[Dataset items]
++++++++++++++++++++

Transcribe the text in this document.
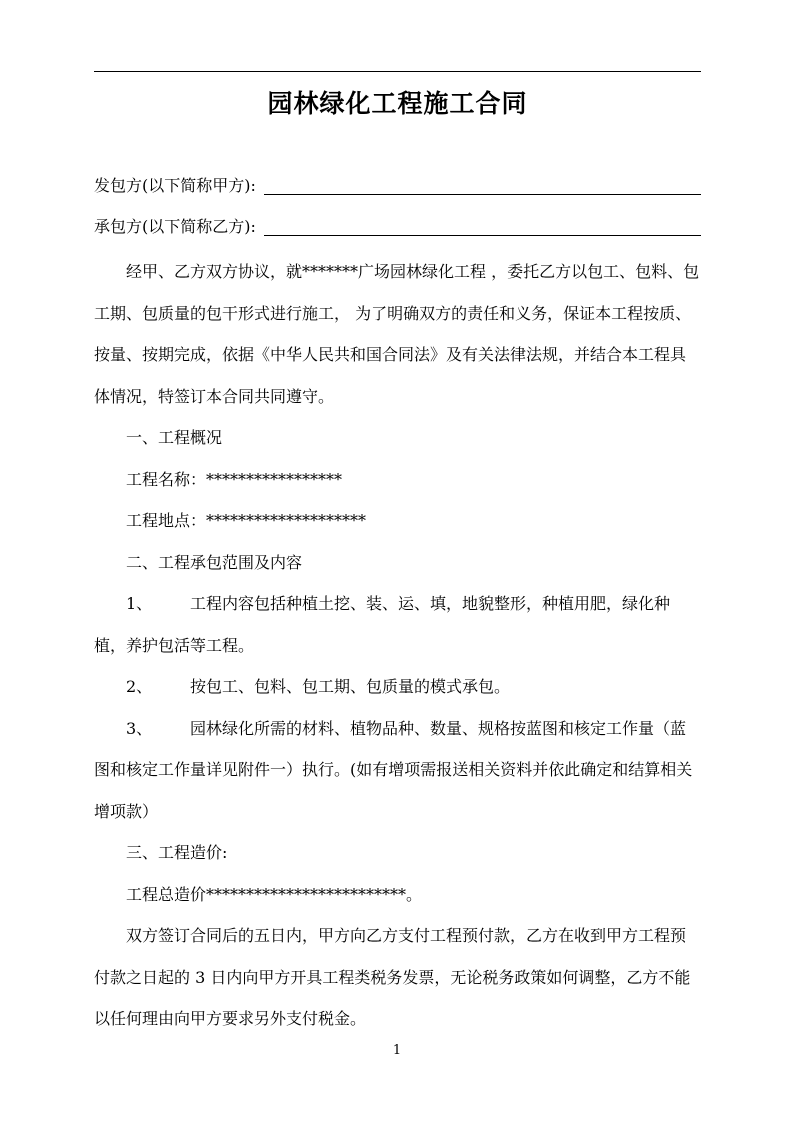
园林绿化工程施工合同
发包方(以下简称甲方):
承包方(以下简称乙方):

经甲、乙方双方协议，就*******广场园林绿化工程 ，委托乙方以包工、包料、包工期、包质量的包干形式进行施工， 为了明确双方的责任和义务，保证本工程按质、按量、按期完成，依据《中华人民共和国合同法》及有关法律法规，并结合本工程具体情况，特签订本合同共同遵守。

一、工程概况

工程名称：*****************

工程地点：********************

二、工程承包范围及内容

1、 工程内容包括种植土挖、装、运、填，地貌整形，种植用肥，绿化种植，养护包活等工程。

2、 按包工、包料、包工期、包质量的模式承包。

3、 园林绿化所需的材料、植物品种、数量、规格按蓝图和核定工作量（蓝图和核定工作量详见附件一）执行。(如有增项需报送相关资料并依此确定和结算相关增项款）

三、工程造价:

工程总造价*************************。

双方签订合同后的五日内，甲方向乙方支付工程预付款，乙方在收到甲方工程预付款之日起的 3 日内向甲方开具工程类税务发票，无论税务政策如何调整，乙方不能以任何理由向甲方要求另外支付税金。

1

++++++++++++++++++++

REQUIRED WORK: Transcribe the records above exactly as they appear, leaving out any pictures.

ANSWER:
Transcribe the text in this document.
园林绿化工程施工合同
发包方(以下简称甲方):
承包方(以下简称乙方):

经甲、乙方双方协议，就*******广场园林绿化工程 ，委托乙方以包工、包料、包工期、包质量的包干形式进行施工， 为了明确双方的责任和义务，保证本工程按质、按量、按期完成，依据《中华人民共和国合同法》及有关法律法规，并结合本工程具体情况，特签订本合同共同遵守。

一、工程概况

工程名称：*****************

工程地点：********************

二、工程承包范围及内容

1、 工程内容包括种植土挖、装、运、填，地貌整形，种植用肥，绿化种植，养护包活等工程。

2、 按包工、包料、包工期、包质量的模式承包。

3、 园林绿化所需的材料、植物品种、数量、规格按蓝图和核定工作量（蓝图和核定工作量详见附件一）执行。(如有增项需报送相关资料并依此确定和结算相关增项款）

三、工程造价:

工程总造价*************************。

双方签订合同后的五日内，甲方向乙方支付工程预付款，乙方在收到甲方工程预付款之日起的 3 日内向甲方开具工程类税务发票，无论税务政策如何调整，乙方不能以任何理由向甲方要求另外支付税金。

1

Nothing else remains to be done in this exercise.